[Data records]
↓
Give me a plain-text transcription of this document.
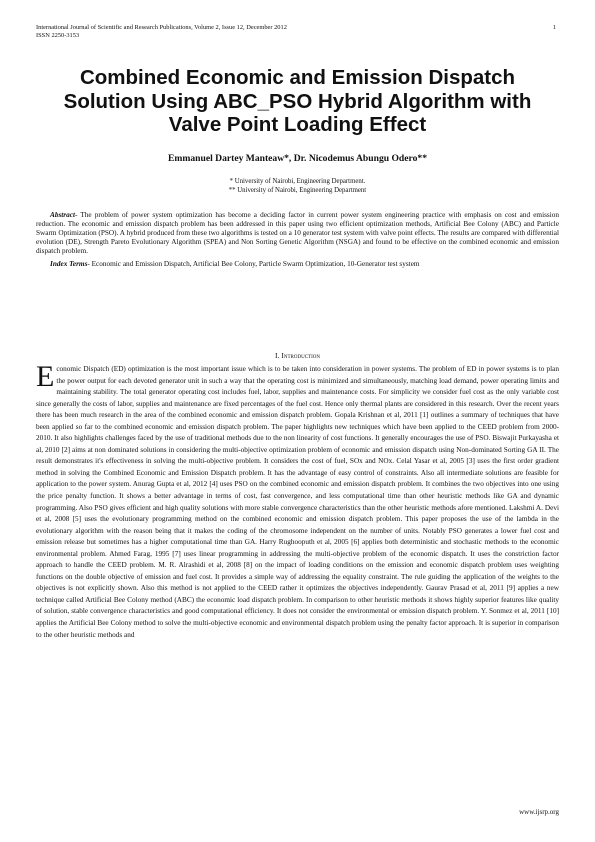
International Journal of Scientific and Research Publications, Volume 2, Issue 12, December 2012
ISSN 2250-3153
1
Combined Economic and Emission Dispatch Solution Using ABC_PSO Hybrid Algorithm with Valve Point Loading Effect
Emmanuel Dartey Manteaw*, Dr. Nicodemus Abungu Odero**
* University of Nairobi, Engineering Department.
** University of Nairobi, Engineering Department

Abstract- The problem of power system optimization has become a deciding factor in current power system engineering practice with emphasis on cost and emission reduction. The economic and emission dispatch problem has been addressed in this paper using two efficient optimization methods, Artificial Bee Colony (ABC) and Particle Swarm Optimization (PSO). A hybrid produced from these two algorithms is tested on a 10 generator test system with valve point effects. The results are compared with differential evolution (DE), Strength Pareto Evolutionary Algorithm (SPEA) and Non Sorting Genetic Algorithm (NSGA) and found to be effective on the combined economic and emission dispatch problem.

Index Terms- Economic and Emission Dispatch, Artificial Bee Colony, Particle Swarm Optimization, 10-Generator test system

I. Introduction

Economic Dispatch (ED) optimization is the most important issue which is to be taken into consideration in power systems. The problem of ED in power systems is to plan the power output for each devoted generator unit in such a way that the operating cost is minimized and simultaneously, matching load demand, power operating limits and maintaining stability. The total generator operating cost includes fuel, labor, supplies and maintenance costs. For simplicity we consider fuel cost as the only variable cost since generally the costs of labor, supplies and maintenance are fixed percentages of the fuel cost. Hence only thermal plants are considered in this research. Over the recent years there has been much research in the area of the combined economic and emission dispatch problem. Gopala Krishnan et al, 2011 [1] outlines a summary of techniques that have been applied so far to the combined economic and emission dispatch problem. The paper highlights new techniques which have been applied to the CEED problem from 2000-2010. It also highlights challenges faced by the use of traditional methods due to the non linearity of cost functions. It generally encourages the use of PSO. Biswajit Purkayasha et al, 2010 [2] aims at non dominated solutions in considering the multi-objective optimization problem of economic and emission dispatch using Non-dominated Sorting GA II. The result demonstrates it's effectiveness in solving the multi-objective problem. It considers the cost of fuel, SOx and NOx. Celal Yasar et al, 2005 [3] uses the first order gradient method in solving the Combined Economic and Emission Dispatch problem. It has the advantage of easy control of constraints. Also all intermediate solutions are feasible for application to the power system. Anurag Gupta et al, 2012 [4] uses PSO on the combined economic and emission dispatch problem. It combines the two objectives into one using the price penalty function. It shows a better advantage in terms of cost, fast convergence, and less computational time than other heuristic methods like GA and dynamic programming. Also PSO gives efficient and high quality solutions with more stable convergence characteristics than the other heuristic methods afore mentioned. Lakshmi A. Devi et al, 2008 [5] uses the evolutionary programming method on the combined economic and emission dispatch problem. This paper proposes the use of the lambda in the evolutionary algorithm with the reason being that it makes the coding of the chromosome independent on the number of units. Notably PSO generates a lower fuel cost and emission release but sometimes has a higher computational time than GA. Harry Rughooputh et al, 2005 [6] applies both deterministic and stochastic methods to the economic environmental problem. Ahmed Farag, 1995 [7] uses linear programming in addressing the multi-objective problem of the economic dispatch. It uses the constriction factor approach to handle the CEED problem. M. R. Alrashidi et al, 2008 [8] on the impact of loading conditions on the emission and economic dispatch problem uses weighting functions on the double objective of emission and fuel cost. It provides a simple way of addressing the equality constraint. The rule guiding the application of the weights to the objectives is not explicitly shown. Also this method is not applied to the CEED rather it optimizes the objectives independently. Gaurav Prasad et al, 2011 [9] applies a new technique called Artificial Bee Colony method (ABC) the economic load dispatch problem. In comparison to other heuristic methods it shows highly superior features like quality of solution, stable convergence characteristics and good computational efficiency. It does not consider the environmental or emission dispatch problem. Y. Sonmez et al, 2011 [10] applies the Artificial Bee Colony method to solve the multi-objective economic and environmental dispatch problem using the penalty factor approach. It is superior in comparison to the other heuristic methods and

www.ijsrp.org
↑
REQUIREMENT> Quote the data above in full, leaving out the pictures it holds.

COMPLETED TASK>
Give me a plain-text transcription of this document.
International Journal of Scientific and Research Publications, Volume 2, Issue 12, December 2012
ISSN 2250-3153
1
Combined Economic and Emission Dispatch Solution Using ABC_PSO Hybrid Algorithm with Valve Point Loading Effect
Emmanuel Dartey Manteaw*, Dr. Nicodemus Abungu Odero**
* University of Nairobi, Engineering Department.
** University of Nairobi, Engineering Department

Abstract- The problem of power system optimization has become a deciding factor in current power system engineering practice with emphasis on cost and emission reduction. The economic and emission dispatch problem has been addressed in this paper using two efficient optimization methods, Artificial Bee Colony (ABC) and Particle Swarm Optimization (PSO). A hybrid produced from these two algorithms is tested on a 10 generator test system with valve point effects. The results are compared with differential evolution (DE), Strength Pareto Evolutionary Algorithm (SPEA) and Non Sorting Genetic Algorithm (NSGA) and found to be effective on the combined economic and emission dispatch problem.

Index Terms- Economic and Emission Dispatch, Artificial Bee Colony, Particle Swarm Optimization, 10-Generator test system

I. Introduction

Economic Dispatch (ED) optimization is the most important issue which is to be taken into consideration in power systems. The problem of ED in power systems is to plan the power output for each devoted generator unit in such a way that the operating cost is minimized and simultaneously, matching load demand, power operating limits and maintaining stability. The total generator operating cost includes fuel, labor, supplies and maintenance costs. For simplicity we consider fuel cost as the only variable cost since generally the costs of labor, supplies and maintenance are fixed percentages of the fuel cost. Hence only thermal plants are considered in this research. Over the recent years there has been much research in the area of the combined economic and emission dispatch problem. Gopala Krishnan et al, 2011 [1] outlines a summary of techniques that have been applied so far to the combined economic and emission dispatch problem. The paper highlights new techniques which have been applied to the CEED problem from 2000-2010. It also highlights challenges faced by the use of traditional methods due to the non linearity of cost functions. It generally encourages the use of PSO. Biswajit Purkayasha et al, 2010 [2] aims at non dominated solutions in considering the multi-objective optimization problem of economic and emission dispatch using Non-dominated Sorting GA II. The result demonstrates it's effectiveness in solving the multi-objective problem. It considers the cost of fuel, SOx and NOx. Celal Yasar et al, 2005 [3] uses the first order gradient method in solving the Combined Economic and Emission Dispatch problem. It has the advantage of easy control of constraints. Also all intermediate solutions are feasible for application to the power system. Anurag Gupta et al, 2012 [4] uses PSO on the combined economic and emission dispatch problem. It combines the two objectives into one using the price penalty function. It shows a better advantage in terms of cost, fast convergence, and less computational time than other heuristic methods like GA and dynamic programming. Also PSO gives efficient and high quality solutions with more stable convergence characteristics than the other heuristic methods afore mentioned. Lakshmi A. Devi et al, 2008 [5] uses the evolutionary programming method on the combined economic and emission dispatch problem. This paper proposes the use of the lambda in the evolutionary algorithm with the reason being that it makes the coding of the chromosome independent on the number of units. Notably PSO generates a lower fuel cost and emission release but sometimes has a higher computational time than GA. Harry Rughooputh et al, 2005 [6] applies both deterministic and stochastic methods to the economic environmental problem. Ahmed Farag, 1995 [7] uses linear programming in addressing the multi-objective problem of the economic dispatch. It uses the constriction factor approach to handle the CEED problem. M. R. Alrashidi et al, 2008 [8] on the impact of loading conditions on the emission and economic dispatch problem uses weighting functions on the double objective of emission and fuel cost. It provides a simple way of addressing the equality constraint. The rule guiding the application of the weights to the objectives is not explicitly shown. Also this method is not applied to the CEED rather it optimizes the objectives independently. Gaurav Prasad et al, 2011 [9] applies a new technique called Artificial Bee Colony method (ABC) the economic load dispatch problem. In comparison to other heuristic methods it shows highly superior features like quality of solution, stable convergence characteristics and good computational efficiency. It does not consider the environmental or emission dispatch problem. Y. Sonmez et al, 2011 [10] applies the Artificial Bee Colony method to solve the multi-objective economic and environmental dispatch problem using the penalty factor approach. It is superior in comparison to the other heuristic methods and

www.ijsrp.org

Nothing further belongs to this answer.